Lines containing the string "facilement" are to be counted; report the total by itself.

******

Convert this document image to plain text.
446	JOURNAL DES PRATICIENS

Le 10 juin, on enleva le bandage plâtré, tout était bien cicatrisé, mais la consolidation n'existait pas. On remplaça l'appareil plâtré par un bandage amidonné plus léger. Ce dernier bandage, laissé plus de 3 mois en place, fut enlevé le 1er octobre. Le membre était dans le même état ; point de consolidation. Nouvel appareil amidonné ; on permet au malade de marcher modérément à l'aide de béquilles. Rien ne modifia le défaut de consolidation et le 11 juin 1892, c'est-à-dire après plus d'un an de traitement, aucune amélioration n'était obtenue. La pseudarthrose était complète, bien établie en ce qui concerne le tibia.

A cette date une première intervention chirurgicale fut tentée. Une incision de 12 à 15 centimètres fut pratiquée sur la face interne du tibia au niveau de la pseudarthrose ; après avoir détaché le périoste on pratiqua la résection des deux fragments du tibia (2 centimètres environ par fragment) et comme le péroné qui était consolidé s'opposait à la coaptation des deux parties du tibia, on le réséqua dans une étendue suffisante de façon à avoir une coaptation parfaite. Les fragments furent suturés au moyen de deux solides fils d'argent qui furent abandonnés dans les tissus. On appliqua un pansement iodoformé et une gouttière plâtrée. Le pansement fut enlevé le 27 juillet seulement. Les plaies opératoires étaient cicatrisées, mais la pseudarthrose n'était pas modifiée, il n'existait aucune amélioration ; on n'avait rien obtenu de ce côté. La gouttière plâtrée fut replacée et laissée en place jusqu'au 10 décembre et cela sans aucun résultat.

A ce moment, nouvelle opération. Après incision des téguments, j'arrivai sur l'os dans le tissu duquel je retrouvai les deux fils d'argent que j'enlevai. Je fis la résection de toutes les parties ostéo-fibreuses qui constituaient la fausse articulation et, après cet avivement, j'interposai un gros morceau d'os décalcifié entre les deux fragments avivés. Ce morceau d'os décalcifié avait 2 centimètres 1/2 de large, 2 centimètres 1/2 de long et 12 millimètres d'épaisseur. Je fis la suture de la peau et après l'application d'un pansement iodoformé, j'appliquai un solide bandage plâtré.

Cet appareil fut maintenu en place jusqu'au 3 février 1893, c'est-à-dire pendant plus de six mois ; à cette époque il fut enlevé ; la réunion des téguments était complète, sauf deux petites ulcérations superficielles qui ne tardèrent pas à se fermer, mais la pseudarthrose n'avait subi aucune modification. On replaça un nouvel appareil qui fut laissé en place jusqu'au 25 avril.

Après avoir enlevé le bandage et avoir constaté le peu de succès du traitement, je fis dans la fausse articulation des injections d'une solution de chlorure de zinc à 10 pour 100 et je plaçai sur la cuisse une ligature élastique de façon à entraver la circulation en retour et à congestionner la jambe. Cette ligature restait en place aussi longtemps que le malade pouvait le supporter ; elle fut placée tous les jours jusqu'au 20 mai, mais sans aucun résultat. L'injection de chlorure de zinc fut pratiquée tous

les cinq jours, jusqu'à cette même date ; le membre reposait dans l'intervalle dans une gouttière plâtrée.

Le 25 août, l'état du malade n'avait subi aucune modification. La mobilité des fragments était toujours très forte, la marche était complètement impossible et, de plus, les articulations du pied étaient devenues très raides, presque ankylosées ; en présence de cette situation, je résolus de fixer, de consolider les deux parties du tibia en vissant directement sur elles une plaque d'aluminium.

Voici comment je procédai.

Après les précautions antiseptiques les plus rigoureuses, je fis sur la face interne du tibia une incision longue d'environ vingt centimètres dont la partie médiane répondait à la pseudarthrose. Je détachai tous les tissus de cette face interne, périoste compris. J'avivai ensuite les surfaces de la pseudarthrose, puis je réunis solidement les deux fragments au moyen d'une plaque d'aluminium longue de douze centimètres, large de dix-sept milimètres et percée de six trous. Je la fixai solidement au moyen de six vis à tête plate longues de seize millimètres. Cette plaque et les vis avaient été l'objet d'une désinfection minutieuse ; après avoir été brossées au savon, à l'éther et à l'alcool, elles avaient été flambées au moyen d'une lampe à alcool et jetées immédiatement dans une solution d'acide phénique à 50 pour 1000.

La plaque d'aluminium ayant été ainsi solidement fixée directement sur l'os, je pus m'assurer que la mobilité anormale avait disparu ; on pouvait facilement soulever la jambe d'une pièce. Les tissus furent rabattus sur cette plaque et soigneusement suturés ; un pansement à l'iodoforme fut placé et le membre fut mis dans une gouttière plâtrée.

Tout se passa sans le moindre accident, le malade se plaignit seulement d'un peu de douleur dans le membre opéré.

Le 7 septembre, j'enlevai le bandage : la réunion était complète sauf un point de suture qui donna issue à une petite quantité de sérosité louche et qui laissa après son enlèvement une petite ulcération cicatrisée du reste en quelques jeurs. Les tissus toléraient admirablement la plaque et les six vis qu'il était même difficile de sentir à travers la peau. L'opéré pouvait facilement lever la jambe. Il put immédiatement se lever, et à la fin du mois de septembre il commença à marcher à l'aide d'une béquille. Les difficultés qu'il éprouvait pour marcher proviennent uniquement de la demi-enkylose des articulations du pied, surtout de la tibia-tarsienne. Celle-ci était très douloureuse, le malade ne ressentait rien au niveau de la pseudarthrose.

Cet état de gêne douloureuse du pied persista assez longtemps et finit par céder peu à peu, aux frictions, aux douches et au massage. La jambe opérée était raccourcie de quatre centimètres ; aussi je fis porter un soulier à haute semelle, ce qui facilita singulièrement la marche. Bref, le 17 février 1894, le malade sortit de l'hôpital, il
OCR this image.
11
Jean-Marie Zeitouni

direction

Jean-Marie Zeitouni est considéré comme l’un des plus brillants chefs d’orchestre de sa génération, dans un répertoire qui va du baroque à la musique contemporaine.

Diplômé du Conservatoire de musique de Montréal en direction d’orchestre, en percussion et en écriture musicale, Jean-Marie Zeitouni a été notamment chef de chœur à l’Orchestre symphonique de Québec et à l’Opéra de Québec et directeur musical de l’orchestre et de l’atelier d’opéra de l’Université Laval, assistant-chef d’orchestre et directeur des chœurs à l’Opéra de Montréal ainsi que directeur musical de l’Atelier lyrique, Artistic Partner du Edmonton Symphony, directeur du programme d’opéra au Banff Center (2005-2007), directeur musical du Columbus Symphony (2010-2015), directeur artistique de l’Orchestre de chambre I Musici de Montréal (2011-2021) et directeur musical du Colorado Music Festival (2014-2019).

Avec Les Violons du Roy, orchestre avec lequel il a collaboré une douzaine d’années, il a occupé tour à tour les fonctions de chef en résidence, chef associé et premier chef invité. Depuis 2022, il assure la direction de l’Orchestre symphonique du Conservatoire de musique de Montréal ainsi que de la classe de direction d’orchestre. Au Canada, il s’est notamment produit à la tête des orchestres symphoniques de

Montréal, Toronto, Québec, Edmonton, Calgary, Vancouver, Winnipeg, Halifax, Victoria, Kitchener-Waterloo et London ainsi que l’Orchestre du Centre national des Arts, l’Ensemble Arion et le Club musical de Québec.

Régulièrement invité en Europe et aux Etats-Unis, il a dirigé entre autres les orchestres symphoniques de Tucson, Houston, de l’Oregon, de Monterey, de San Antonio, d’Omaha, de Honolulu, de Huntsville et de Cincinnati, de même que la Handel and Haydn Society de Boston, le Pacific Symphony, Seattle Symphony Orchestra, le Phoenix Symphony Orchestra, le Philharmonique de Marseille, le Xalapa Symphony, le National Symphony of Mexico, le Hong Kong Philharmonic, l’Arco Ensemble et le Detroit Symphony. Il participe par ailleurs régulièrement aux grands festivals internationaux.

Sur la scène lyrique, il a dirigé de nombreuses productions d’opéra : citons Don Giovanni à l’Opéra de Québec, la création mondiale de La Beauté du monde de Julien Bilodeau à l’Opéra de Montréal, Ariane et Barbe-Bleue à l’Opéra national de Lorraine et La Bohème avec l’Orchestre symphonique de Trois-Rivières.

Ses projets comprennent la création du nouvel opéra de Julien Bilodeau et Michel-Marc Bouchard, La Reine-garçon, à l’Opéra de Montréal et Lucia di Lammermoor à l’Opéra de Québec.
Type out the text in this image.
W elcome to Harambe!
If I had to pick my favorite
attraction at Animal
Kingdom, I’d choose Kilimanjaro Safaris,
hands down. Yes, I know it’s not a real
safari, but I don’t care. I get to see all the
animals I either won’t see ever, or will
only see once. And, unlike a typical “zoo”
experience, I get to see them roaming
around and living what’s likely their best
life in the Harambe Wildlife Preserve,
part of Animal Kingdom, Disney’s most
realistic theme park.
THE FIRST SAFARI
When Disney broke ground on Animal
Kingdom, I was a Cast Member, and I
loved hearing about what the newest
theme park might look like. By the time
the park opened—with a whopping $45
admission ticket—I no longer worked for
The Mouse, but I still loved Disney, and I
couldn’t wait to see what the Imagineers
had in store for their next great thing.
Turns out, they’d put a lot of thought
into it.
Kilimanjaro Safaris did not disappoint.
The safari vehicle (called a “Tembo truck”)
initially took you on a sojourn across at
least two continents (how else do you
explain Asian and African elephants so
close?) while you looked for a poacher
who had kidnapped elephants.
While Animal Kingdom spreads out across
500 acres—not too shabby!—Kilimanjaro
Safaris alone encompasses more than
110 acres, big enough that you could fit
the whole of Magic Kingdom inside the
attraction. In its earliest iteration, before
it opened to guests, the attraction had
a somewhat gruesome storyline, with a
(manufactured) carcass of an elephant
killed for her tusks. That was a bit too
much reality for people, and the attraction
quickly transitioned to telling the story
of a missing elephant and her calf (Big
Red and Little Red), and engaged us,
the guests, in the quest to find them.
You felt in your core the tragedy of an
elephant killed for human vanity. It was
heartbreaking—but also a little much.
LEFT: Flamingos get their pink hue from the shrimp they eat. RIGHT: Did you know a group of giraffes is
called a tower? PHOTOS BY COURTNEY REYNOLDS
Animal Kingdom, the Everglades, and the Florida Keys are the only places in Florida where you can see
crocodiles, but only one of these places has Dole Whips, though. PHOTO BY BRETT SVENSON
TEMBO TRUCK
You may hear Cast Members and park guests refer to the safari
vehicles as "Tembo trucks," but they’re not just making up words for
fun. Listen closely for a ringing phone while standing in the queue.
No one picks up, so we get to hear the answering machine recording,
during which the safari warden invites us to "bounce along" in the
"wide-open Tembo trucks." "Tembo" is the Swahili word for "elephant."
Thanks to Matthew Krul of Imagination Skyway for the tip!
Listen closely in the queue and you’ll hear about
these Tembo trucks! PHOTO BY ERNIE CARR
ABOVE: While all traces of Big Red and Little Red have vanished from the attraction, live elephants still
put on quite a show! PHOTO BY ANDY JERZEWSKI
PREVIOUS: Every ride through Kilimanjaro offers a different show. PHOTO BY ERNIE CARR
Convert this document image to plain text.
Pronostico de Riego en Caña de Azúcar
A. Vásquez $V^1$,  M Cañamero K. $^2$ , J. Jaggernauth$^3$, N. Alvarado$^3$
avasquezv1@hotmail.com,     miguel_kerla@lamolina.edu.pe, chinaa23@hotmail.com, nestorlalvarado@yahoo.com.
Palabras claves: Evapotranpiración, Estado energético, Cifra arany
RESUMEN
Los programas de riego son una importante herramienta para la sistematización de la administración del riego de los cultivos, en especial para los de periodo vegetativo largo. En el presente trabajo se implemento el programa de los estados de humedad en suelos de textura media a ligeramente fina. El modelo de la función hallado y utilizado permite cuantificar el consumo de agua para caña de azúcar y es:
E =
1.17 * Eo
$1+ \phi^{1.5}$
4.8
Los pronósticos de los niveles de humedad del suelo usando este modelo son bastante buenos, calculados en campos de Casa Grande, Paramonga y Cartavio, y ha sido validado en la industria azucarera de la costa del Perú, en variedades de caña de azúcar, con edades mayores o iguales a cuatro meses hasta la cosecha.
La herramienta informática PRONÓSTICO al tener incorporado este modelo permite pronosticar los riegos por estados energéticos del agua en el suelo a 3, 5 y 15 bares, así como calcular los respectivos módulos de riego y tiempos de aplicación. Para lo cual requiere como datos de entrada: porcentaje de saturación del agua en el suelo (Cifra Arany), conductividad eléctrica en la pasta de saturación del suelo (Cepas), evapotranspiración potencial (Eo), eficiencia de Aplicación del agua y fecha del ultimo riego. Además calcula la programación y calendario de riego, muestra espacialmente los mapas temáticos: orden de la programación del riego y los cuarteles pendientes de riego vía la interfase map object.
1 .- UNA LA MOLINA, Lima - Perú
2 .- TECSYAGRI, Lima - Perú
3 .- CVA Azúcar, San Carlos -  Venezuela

******

> [WRITTEN REPLY]
2